Task details →
The records below must be retyped exactly.

Supplied records →
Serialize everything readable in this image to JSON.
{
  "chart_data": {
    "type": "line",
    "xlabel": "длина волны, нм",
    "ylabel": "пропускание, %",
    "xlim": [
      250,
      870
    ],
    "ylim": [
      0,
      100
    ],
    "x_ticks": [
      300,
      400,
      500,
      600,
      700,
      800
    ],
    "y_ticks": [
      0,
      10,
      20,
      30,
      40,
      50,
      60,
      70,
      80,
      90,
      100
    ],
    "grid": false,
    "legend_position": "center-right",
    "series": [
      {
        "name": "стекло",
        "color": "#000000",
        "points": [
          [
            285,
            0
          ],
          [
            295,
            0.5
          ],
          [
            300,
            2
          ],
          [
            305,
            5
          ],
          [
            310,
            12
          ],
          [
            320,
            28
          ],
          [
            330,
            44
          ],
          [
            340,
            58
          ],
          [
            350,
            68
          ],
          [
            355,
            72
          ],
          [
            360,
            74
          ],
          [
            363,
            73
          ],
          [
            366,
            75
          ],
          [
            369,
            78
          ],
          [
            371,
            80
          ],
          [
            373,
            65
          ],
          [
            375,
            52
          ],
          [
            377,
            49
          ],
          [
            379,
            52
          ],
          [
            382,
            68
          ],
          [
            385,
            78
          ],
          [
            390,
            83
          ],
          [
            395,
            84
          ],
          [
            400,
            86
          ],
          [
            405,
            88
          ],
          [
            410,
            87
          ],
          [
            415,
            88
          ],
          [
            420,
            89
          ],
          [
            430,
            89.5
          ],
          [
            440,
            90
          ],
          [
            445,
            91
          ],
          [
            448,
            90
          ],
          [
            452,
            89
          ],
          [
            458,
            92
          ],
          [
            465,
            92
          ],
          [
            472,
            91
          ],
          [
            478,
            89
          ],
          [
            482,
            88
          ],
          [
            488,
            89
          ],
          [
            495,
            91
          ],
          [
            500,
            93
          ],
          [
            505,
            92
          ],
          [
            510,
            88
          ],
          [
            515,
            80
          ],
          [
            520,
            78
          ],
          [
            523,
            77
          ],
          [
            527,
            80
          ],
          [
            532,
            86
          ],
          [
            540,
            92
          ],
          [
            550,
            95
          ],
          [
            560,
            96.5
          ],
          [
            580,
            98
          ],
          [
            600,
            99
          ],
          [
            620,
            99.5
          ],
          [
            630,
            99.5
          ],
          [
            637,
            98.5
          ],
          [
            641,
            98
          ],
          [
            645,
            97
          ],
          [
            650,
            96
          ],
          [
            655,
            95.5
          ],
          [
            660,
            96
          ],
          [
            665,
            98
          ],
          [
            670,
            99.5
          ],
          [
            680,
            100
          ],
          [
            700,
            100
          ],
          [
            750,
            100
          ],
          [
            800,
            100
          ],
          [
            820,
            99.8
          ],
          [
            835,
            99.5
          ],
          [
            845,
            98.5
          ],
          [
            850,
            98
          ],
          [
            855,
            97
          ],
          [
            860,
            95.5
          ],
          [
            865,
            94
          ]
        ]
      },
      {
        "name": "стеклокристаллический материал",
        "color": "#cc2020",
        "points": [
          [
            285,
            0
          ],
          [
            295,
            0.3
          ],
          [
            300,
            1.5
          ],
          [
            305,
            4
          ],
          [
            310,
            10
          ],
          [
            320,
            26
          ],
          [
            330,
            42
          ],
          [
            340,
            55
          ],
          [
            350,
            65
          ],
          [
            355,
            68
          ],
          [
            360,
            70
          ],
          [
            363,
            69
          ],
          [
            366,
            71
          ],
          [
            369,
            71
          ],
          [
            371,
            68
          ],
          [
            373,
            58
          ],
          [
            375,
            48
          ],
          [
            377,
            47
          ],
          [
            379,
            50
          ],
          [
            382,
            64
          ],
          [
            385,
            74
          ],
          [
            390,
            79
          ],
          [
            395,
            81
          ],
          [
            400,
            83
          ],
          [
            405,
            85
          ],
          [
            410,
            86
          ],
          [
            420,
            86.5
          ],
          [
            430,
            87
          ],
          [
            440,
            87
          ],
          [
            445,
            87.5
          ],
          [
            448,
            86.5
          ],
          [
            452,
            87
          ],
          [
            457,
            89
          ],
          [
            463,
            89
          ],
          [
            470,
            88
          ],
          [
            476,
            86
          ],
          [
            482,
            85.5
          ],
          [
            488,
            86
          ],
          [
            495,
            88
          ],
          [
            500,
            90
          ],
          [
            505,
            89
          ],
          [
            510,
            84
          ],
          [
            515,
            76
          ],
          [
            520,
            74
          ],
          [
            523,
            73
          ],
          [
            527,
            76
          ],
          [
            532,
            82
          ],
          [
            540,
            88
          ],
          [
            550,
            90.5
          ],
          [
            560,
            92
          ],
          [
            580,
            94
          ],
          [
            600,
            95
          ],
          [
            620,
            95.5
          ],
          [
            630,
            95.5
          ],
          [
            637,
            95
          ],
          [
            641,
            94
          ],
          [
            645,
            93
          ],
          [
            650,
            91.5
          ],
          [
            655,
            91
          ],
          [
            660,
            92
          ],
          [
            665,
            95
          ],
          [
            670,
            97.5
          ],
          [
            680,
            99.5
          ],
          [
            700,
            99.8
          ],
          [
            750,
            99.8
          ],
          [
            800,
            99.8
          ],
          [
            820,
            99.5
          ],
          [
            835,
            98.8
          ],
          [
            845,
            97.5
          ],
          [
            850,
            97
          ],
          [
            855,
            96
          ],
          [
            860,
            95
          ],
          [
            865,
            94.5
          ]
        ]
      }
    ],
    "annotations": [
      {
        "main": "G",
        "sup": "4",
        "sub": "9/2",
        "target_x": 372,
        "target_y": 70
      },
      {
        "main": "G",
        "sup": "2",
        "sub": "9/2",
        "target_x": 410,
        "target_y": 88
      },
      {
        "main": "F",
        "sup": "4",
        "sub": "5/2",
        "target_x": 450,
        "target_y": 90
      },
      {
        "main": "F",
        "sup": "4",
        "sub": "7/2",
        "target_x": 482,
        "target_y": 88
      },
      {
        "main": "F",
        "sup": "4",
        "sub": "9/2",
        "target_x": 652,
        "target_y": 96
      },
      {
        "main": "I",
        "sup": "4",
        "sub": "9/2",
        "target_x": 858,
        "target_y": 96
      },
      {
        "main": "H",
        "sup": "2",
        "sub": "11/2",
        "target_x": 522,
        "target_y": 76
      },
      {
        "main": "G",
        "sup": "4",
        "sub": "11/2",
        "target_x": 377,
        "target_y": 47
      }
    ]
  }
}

Expected answer →
Serialize everything readable in this image to JSON.
{
  "chart_data": {
    "type": "line",
    "xlabel": "длина волны, нм",
    "ylabel": "пропускание, %",
    "xlim": [
      250,
      870
    ],
    "ylim": [
      0,
      100
    ],
    "x_ticks": [
      300,
      400,
      500,
      600,
      700,
      800
    ],
    "y_ticks": [
      0,
      10,
      20,
      30,
      40,
      50,
      60,
      70,
      80,
      90,
      100
    ],
    "grid": false,
    "legend_position": "center-right",
    "series": [
      {
        "name": "стекло",
        "color": "#000000",
        "points": [
          [
            285,
            0
          ],
          [
            295,
            0.5
          ],
          [
            300,
            2
          ],
          [
            305,
            5
          ],
          [
            310,
            12
          ],
          [
            320,
            28
          ],
          [
            330,
            44
          ],
          [
            340,
            58
          ],
          [
            350,
            68
          ],
          [
            355,
            72
          ],
          [
            360,
            74
          ],
          [
            363,
            73
          ],
          [
            366,
            75
          ],
          [
            369,
            78
          ],
          [
            371,
            80
          ],
          [
            373,
            65
          ],
          [
            375,
            52
          ],
          [
            377,
            49
          ],
          [
            379,
            52
          ],
          [
            382,
            68
          ],
          [
            385,
            78
          ],
          [
            390,
            83
          ],
          [
            395,
            84
          ],
          [
            400,
            86
          ],
          [
            405,
            88
          ],
          [
            410,
            87
          ],
          [
            415,
            88
          ],
          [
            420,
            89
          ],
          [
            430,
            89.5
          ],
          [
            440,
            90
          ],
          [
            445,
            91
          ],
          [
            448,
            90
          ],
          [
            452,
            89
          ],
          [
            458,
            92
          ],
          [
            465,
            92
          ],
          [
            472,
            91
          ],
          [
            478,
            89
          ],
          [
            482,
            88
          ],
          [
            488,
            89
          ],
          [
            495,
            91
          ],
          [
            500,
            93
          ],
          [
            505,
            92
          ],
          [
            510,
            88
          ],
          [
            515,
            80
          ],
          [
            520,
            78
          ],
          [
            523,
            77
          ],
          [
            527,
            80
          ],
          [
            532,
            86
          ],
          [
            540,
            92
          ],
          [
            550,
            95
          ],
          [
            560,
            96.5
          ],
          [
            580,
            98
          ],
          [
            600,
            99
          ],
          [
            620,
            99.5
          ],
          [
            630,
            99.5
          ],
          [
            637,
            98.5
          ],
          [
            641,
            98
          ],
          [
            645,
            97
          ],
          [
            650,
            96
          ],
          [
            655,
            95.5
          ],
          [
            660,
            96
          ],
          [
            665,
            98
          ],
          [
            670,
            99.5
          ],
          [
            680,
            100
          ],
          [
            700,
            100
          ],
          [
            750,
            100
          ],
          [
            800,
            100
          ],
          [
            820,
            99.8
          ],
          [
            835,
            99.5
          ],
          [
            845,
            98.5
          ],
          [
            850,
            98
          ],
          [
            855,
            97
          ],
          [
            860,
            95.5
          ],
          [
            865,
            94
          ]
        ]
      },
      {
        "name": "стеклокристаллический материал",
        "color": "#cc2020",
        "points": [
          [
            285,
            0
          ],
          [
            295,
            0.3
          ],
          [
            300,
            1.5
          ],
          [
            305,
            4
          ],
          [
            310,
            10
          ],
          [
            320,
            26
          ],
          [
            330,
            42
          ],
          [
            340,
            55
          ],
          [
            350,
            65
          ],
          [
            355,
            68
          ],
          [
            360,
            70
          ],
          [
            363,
            69
          ],
          [
            366,
            71
          ],
          [
            369,
            71
          ],
          [
            371,
            68
          ],
          [
            373,
            58
          ],
          [
            375,
            48
          ],
          [
            377,
            47
          ],
          [
            379,
            50
          ],
          [
            382,
            64
          ],
          [
            385,
            74
          ],
          [
            390,
            79
          ],
          [
            395,
            81
          ],
          [
            400,
            83
          ],
          [
            405,
            85
          ],
          [
            410,
            86
          ],
          [
            420,
            86.5
          ],
          [
            430,
            87
          ],
          [
            440,
            87
          ],
          [
            445,
            87.5
          ],
          [
            448,
            86.5
          ],
          [
            452,
            87
          ],
          [
            457,
            89
          ],
          [
            463,
            89
          ],
          [
            470,
            88
          ],
          [
            476,
            86
          ],
          [
            482,
            85.5
          ],
          [
            488,
            86
          ],
          [
            495,
            88
          ],
          [
            500,
            90
          ],
          [
            505,
            89
          ],
          [
            510,
            84
          ],
          [
            515,
            76
          ],
          [
            520,
            74
          ],
          [
            523,
            73
          ],
          [
            527,
            76
          ],
          [
            532,
            82
          ],
          [
            540,
            88
          ],
          [
            550,
            90.5
          ],
          [
            560,
            92
          ],
          [
            580,
            94
          ],
          [
            600,
            95
          ],
          [
            620,
            95.5
          ],
          [
            630,
            95.5
          ],
          [
            637,
            95
          ],
          [
            641,
            94
          ],
          [
            645,
            93
          ],
          [
            650,
            91.5
          ],
          [
            655,
            91
          ],
          [
            660,
            92
          ],
          [
            665,
            95
          ],
          [
            670,
            97.5
          ],
          [
            680,
            99.5
          ],
          [
            700,
            99.8
          ],
          [
            750,
            99.8
          ],
          [
            800,
            99.8
          ],
          [
            820,
            99.5
          ],
          [
            835,
            98.8
          ],
          [
            845,
            97.5
          ],
          [
            850,
            97
          ],
          [
            855,
            96
          ],
          [
            860,
            95
          ],
          [
            865,
            94.5
          ]
        ]
      }
    ],
    "annotations": [
      {
        "main": "G",
        "sup": "4",
        "sub": "9/2",
        "target_x": 372,
        "target_y": 70
      },
      {
        "main": "G",
        "sup": "2",
        "sub": "9/2",
        "target_x": 410,
        "target_y": 88
      },
      {
        "main": "F",
        "sup": "4",
        "sub": "5/2",
        "target_x": 450,
        "target_y": 90
      },
      {
        "main": "F",
        "sup": "4",
        "sub": "7/2",
        "target_x": 482,
        "target_y": 88
      },
      {
        "main": "F",
        "sup": "4",
        "sub": "9/2",
        "target_x": 652,
        "target_y": 96
      },
      {
        "main": "I",
        "sup": "4",
        "sub": "9/2",
        "target_x": 858,
        "target_y": 96
      },
      {
        "main": "H",
        "sup": "2",
        "sub": "11/2",
        "target_x": 522,
        "target_y": 76
      },
      {
        "main": "G",
        "sup": "4",
        "sub": "11/2",
        "target_x": 377,
        "target_y": 47
      }
    ]
  }
}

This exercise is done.